__Written instruction__: Copy, in full, each line of the material that holds the word "name".

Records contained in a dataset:
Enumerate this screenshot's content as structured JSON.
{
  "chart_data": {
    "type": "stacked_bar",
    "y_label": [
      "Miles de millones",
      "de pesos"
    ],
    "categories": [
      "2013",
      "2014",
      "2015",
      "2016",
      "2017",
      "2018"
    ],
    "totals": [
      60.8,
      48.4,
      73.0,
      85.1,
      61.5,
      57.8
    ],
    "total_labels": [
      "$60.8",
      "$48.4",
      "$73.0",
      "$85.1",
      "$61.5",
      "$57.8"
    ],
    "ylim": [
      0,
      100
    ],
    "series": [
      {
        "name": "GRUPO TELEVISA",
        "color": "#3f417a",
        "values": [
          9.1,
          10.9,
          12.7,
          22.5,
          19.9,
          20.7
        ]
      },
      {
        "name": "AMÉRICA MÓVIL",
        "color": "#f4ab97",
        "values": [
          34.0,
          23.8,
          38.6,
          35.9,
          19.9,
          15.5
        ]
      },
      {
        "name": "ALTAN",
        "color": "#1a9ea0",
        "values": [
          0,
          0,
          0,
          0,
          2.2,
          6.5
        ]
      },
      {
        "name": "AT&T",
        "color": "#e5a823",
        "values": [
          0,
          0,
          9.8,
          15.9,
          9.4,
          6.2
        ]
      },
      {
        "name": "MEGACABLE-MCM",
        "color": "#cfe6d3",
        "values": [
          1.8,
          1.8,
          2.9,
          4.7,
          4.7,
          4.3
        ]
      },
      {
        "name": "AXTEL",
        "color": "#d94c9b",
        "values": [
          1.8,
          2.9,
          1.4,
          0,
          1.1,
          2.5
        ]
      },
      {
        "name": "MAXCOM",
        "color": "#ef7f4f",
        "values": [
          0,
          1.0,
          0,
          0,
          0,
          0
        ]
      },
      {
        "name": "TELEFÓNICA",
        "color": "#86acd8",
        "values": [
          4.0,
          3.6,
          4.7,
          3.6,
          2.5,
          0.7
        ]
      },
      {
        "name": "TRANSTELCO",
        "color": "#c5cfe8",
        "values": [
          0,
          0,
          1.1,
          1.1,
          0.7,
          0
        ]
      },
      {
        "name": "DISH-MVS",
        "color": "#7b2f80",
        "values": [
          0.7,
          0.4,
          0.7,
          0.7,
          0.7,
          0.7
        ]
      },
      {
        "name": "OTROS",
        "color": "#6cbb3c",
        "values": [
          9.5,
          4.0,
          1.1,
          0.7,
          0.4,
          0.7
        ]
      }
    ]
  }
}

__Exercise result__:
        "name": "GRUPO TELEVISA",
        "name": "AMÉRICA MÓVIL",
        "name": "ALTAN",
        "name": "AT&T",
        "name": "MEGACABLE-MCM",
        "name": "AXTEL",
        "name": "MAXCOM",
        "name": "TELEFÓNICA",
        "name": "TRANSTELCO",
        "name": "DISH-MVS",
        "name": "OTROS",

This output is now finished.